START Data for this task

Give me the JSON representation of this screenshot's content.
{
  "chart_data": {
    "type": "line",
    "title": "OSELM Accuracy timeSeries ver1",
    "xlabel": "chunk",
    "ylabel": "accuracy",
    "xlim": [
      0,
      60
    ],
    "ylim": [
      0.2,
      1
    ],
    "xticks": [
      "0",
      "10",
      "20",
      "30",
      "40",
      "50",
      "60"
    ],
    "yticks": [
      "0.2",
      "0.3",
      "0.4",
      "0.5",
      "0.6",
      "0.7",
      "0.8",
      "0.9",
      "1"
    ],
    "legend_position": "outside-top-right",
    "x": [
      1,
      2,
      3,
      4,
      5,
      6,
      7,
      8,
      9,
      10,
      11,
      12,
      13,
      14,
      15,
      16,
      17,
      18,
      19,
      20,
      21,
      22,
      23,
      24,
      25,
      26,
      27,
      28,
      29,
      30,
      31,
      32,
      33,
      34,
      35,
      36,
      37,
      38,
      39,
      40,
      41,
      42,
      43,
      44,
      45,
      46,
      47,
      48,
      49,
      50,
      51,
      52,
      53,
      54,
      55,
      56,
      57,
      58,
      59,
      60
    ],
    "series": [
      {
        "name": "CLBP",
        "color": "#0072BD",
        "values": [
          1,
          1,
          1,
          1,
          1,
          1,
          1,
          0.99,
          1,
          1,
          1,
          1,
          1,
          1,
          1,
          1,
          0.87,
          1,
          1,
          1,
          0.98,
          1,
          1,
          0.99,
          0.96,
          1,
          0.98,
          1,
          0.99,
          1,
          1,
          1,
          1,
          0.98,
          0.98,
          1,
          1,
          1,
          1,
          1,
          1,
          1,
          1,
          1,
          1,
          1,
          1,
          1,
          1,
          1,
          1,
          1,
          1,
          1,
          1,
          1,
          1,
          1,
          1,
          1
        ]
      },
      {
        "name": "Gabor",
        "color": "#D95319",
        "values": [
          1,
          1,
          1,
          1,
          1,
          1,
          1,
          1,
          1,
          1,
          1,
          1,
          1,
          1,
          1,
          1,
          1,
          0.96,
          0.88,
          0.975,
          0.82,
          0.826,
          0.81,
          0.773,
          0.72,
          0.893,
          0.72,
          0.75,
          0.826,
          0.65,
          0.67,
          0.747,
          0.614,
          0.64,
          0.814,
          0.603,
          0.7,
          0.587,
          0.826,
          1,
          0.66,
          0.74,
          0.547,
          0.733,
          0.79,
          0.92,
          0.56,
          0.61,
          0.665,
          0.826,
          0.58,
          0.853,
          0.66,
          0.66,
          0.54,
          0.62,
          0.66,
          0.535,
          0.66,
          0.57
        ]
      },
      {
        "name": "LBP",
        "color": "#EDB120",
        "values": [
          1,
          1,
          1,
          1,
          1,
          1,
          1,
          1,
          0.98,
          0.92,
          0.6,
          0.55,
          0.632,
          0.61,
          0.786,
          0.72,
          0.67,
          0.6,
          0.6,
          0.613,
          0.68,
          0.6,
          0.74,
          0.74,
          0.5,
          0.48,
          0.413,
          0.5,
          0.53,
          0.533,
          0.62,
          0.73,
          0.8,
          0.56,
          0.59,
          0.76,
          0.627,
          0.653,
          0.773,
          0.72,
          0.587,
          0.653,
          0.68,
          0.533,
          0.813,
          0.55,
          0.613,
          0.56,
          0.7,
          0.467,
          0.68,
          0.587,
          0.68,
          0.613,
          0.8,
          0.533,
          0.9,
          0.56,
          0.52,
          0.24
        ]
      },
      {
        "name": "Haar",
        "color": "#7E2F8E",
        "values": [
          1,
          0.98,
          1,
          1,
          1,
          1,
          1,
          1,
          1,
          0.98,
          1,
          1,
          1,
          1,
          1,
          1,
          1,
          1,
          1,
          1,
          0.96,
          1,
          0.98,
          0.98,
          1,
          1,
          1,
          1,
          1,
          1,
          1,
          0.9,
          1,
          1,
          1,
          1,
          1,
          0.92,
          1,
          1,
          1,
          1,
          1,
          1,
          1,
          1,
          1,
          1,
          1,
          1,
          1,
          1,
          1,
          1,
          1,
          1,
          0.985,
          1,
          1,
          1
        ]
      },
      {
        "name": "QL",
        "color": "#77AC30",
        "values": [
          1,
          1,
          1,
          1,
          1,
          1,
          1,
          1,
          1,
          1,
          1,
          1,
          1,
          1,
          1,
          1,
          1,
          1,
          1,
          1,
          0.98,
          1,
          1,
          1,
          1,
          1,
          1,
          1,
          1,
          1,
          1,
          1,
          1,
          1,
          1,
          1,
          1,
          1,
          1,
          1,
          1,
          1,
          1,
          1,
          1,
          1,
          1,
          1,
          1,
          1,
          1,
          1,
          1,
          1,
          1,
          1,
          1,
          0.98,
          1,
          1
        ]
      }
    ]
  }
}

END Data for this task

To do:
Reproduce the entries above exactly.

Task result:
Give me the JSON representation of this screenshot's content.
{
  "chart_data": {
    "type": "line",
    "title": "OSELM Accuracy timeSeries ver1",
    "xlabel": "chunk",
    "ylabel": "accuracy",
    "xlim": [
      0,
      60
    ],
    "ylim": [
      0.2,
      1
    ],
    "xticks": [
      "0",
      "10",
      "20",
      "30",
      "40",
      "50",
      "60"
    ],
    "yticks": [
      "0.2",
      "0.3",
      "0.4",
      "0.5",
      "0.6",
      "0.7",
      "0.8",
      "0.9",
      "1"
    ],
    "legend_position": "outside-top-right",
    "x": [
      1,
      2,
      3,
      4,
      5,
      6,
      7,
      8,
      9,
      10,
      11,
      12,
      13,
      14,
      15,
      16,
      17,
      18,
      19,
      20,
      21,
      22,
      23,
      24,
      25,
      26,
      27,
      28,
      29,
      30,
      31,
      32,
      33,
      34,
      35,
      36,
      37,
      38,
      39,
      40,
      41,
      42,
      43,
      44,
      45,
      46,
      47,
      48,
      49,
      50,
      51,
      52,
      53,
      54,
      55,
      56,
      57,
      58,
      59,
      60
    ],
    "series": [
      {
        "name": "CLBP",
        "color": "#0072BD",
        "values": [
          1,
          1,
          1,
          1,
          1,
          1,
          1,
          0.99,
          1,
          1,
          1,
          1,
          1,
          1,
          1,
          1,
          0.87,
          1,
          1,
          1,
          0.98,
          1,
          1,
          0.99,
          0.96,
          1,
          0.98,
          1,
          0.99,
          1,
          1,
          1,
          1,
          0.98,
          0.98,
          1,
          1,
          1,
          1,
          1,
          1,
          1,
          1,
          1,
          1,
          1,
          1,
          1,
          1,
          1,
          1,
          1,
          1,
          1,
          1,
          1,
          1,
          1,
          1,
          1
        ]
      },
      {
        "name": "Gabor",
        "color": "#D95319",
        "values": [
          1,
          1,
          1,
          1,
          1,
          1,
          1,
          1,
          1,
          1,
          1,
          1,
          1,
          1,
          1,
          1,
          1,
          0.96,
          0.88,
          0.975,
          0.82,
          0.826,
          0.81,
          0.773,
          0.72,
          0.893,
          0.72,
          0.75,
          0.826,
          0.65,
          0.67,
          0.747,
          0.614,
          0.64,
          0.814,
          0.603,
          0.7,
          0.587,
          0.826,
          1,
          0.66,
          0.74,
          0.547,
          0.733,
          0.79,
          0.92,
          0.56,
          0.61,
          0.665,
          0.826,
          0.58,
          0.853,
          0.66,
          0.66,
          0.54,
          0.62,
          0.66,
          0.535,
          0.66,
          0.57
        ]
      },
      {
        "name": "LBP",
        "color": "#EDB120",
        "values": [
          1,
          1,
          1,
          1,
          1,
          1,
          1,
          1,
          0.98,
          0.92,
          0.6,
          0.55,
          0.632,
          0.61,
          0.786,
          0.72,
          0.67,
          0.6,
          0.6,
          0.613,
          0.68,
          0.6,
          0.74,
          0.74,
          0.5,
          0.48,
          0.413,
          0.5,
          0.53,
          0.533,
          0.62,
          0.73,
          0.8,
          0.56,
          0.59,
          0.76,
          0.627,
          0.653,
          0.773,
          0.72,
          0.587,
          0.653,
          0.68,
          0.533,
          0.813,
          0.55,
          0.613,
          0.56,
          0.7,
          0.467,
          0.68,
          0.587,
          0.68,
          0.613,
          0.8,
          0.533,
          0.9,
          0.56,
          0.52,
          0.24
        ]
      },
      {
        "name": "Haar",
        "color": "#7E2F8E",
        "values": [
          1,
          0.98,
          1,
          1,
          1,
          1,
          1,
          1,
          1,
          0.98,
          1,
          1,
          1,
          1,
          1,
          1,
          1,
          1,
          1,
          1,
          0.96,
          1,
          0.98,
          0.98,
          1,
          1,
          1,
          1,
          1,
          1,
          1,
          0.9,
          1,
          1,
          1,
          1,
          1,
          0.92,
          1,
          1,
          1,
          1,
          1,
          1,
          1,
          1,
          1,
          1,
          1,
          1,
          1,
          1,
          1,
          1,
          1,
          1,
          0.985,
          1,
          1,
          1
        ]
      },
      {
        "name": "QL",
        "color": "#77AC30",
        "values": [
          1,
          1,
          1,
          1,
          1,
          1,
          1,
          1,
          1,
          1,
          1,
          1,
          1,
          1,
          1,
          1,
          1,
          1,
          1,
          1,
          0.98,
          1,
          1,
          1,
          1,
          1,
          1,
          1,
          1,
          1,
          1,
          1,
          1,
          1,
          1,
          1,
          1,
          1,
          1,
          1,
          1,
          1,
          1,
          1,
          1,
          1,
          1,
          1,
          1,
          1,
          1,
          1,
          1,
          1,
          1,
          1,
          1,
          0.98,
          1,
          1
        ]
      }
    ]
  }
}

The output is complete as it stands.